**Seçilmiş Metin:**

◇ ◇ ◇ ◇ ◇ ◇ ◇

16 Nisan 2017 Pazar





   KÜLTÜR MİRASLARININ  ÖNEMİ...


2900 Yıl Öncesinde Bir Bayram



Merhaba Değerli Dostlar,

Dünya Turizm Haftasına  istinaden  yazmış olduğum yazılarımın bir devamı niteliğinde olan    " Kültür Miraslarının Korunması" başlıklı konuyu sizlerle paylaşıyorum.

Tarihsel yapıtlar bir ülkenin olduğu kadar, tüm insanlığın da evrensel ürünleridir. Geçmişten bugüne gelen ve bugünden yarınlara kalması gereken bu yapıtlar, insanlığın ortak değerlerini, ulusal kimliğini yansıtması bakımından birer uygarlık hazinesidir. Günümüzde milyonlarca turist tarafından ziyaret edilen bu yapıtlar, geçmişle günümüz arasındaki en önemli köprülerdir.
Bugün, Anadolu’nun neresine giderseniz gidin mutlaka bir tarihsel yapıtla karşılaşır, bir uygarlığın izlerine rastlarsınız. Bu sanat yapıtları, bu topraklarda bizden önce yaşayan insanlar tarafından bırakılan birer kültür mirasıdır.
Kaynak : kulturelbellek.com

Millet olarak sahip olduğumuz maddî ve manevi değerlerin kıymetini takdir edemediğimiz tartışılamaz. Bu  Değerlerimizin değerini bilmiş olsaydık, her halde tahrip edilmesine müsaade etmezdik...

◇ ◇ ◇ ◇ ◇ ◇ ◇

**Veri Alıntıları:**

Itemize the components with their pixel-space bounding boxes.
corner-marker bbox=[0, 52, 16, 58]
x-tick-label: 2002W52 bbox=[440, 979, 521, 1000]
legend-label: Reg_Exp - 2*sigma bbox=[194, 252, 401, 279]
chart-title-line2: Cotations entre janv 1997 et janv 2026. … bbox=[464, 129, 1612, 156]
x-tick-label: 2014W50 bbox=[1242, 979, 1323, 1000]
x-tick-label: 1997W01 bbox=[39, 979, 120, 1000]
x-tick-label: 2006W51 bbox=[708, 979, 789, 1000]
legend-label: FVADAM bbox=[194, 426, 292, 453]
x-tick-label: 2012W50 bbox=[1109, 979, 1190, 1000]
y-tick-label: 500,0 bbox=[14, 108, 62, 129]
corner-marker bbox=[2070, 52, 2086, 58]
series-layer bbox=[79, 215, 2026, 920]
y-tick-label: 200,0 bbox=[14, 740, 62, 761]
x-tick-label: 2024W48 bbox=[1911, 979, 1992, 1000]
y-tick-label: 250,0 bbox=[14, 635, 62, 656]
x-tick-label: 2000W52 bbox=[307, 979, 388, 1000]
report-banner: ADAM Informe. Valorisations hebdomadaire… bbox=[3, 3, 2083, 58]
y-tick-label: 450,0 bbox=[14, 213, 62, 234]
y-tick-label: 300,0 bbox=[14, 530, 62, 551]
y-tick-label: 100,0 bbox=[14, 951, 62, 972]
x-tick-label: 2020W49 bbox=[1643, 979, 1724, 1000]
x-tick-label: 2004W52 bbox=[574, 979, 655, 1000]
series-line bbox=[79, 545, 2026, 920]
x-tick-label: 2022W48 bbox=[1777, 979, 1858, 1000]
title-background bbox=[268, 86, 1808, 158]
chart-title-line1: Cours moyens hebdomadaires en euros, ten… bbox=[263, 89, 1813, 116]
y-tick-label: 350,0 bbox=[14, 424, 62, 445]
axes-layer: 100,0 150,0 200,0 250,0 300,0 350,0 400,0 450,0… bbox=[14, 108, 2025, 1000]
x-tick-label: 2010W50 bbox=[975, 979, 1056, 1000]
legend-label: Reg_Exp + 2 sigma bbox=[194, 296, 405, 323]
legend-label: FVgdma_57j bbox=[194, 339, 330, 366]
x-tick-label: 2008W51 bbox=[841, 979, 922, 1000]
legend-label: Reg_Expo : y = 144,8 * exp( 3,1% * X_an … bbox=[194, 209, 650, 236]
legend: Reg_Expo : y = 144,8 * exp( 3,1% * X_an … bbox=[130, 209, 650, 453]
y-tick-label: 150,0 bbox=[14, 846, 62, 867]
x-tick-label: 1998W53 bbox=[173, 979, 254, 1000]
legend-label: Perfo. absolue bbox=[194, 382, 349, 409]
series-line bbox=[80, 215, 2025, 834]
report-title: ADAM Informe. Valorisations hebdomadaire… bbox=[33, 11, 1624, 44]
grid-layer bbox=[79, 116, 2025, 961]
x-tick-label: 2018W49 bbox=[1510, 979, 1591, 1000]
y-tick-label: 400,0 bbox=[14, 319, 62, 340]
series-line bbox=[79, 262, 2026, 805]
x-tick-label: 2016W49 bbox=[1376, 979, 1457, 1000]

◇ ◇ ◇ ◇ ◇ ◇ ◇

**Yönerge:** Kültür miraslarının önemini anlatan yazıyı son cümlesinden sonra sürdürün.

**Alıştırma Yanıtı:**
Tahrip edilen değerlerden söz açılınca akla ilk gelen, maddî değerlerin tahrip edilmesi oluyor.
Tarihî eserlerin, Saray,cami ya da kervansarayların tahrip edilmesi de elbette 'cinayet' tir, ama bunun yanında manevi değerlerin tahrip edildiği de unutulmamalıdır.
10.Tarihi tapınakta tarihi hırsızlıkAşağıdaki yazıda görüldüğü üzere Tarihi eserler sadece bir taştan ibaret değildir, onlar birer yazılım, Tablet ve lahit olarak  geçmişten günümüze kadar ve bizden sonraki nesillere miras kalabilecek, bizlere bazı önemli mesajlar ve öğütler veren bir özelliğe sahiplerdir.
Oscar Wilde, "Bazı insanlar her şeyin fiyatını bilirler ama hiçbir şeyin değerini bilmezler," demiş. Bu söz sizin için ne anlama geliyor? Bir örnekle anlatabilir misiniz?
Dendiğinde  verilen cevaplardan birine dikkat çekelim,
Cevap: fiyat elimizde olmayanın elimizde olması için istenen bedel. Değer; elimizde olana verilen kıymettir. Zaten bizimdir hep bizim zannederiz taaki kaybedinceye kadar.
Bence verilebilecek cevaplardan en güzeli.
Tarihin ilk çağlarından başlayarak günümüze kadar gelen, İnsanlık tarihi hakkında bildiklerimizi yeniden düşünmemizi sağlayacak, yerleşik tarih anlayışını ve bilgilerini değiştirip, dinler tarihini sorgulatacak, bir kısmımızın varlığından haberi dahi olmadığı bir arkeolojik çalışma 1995 yılından beri Urfa Göbeklitepe' de devam ediyor.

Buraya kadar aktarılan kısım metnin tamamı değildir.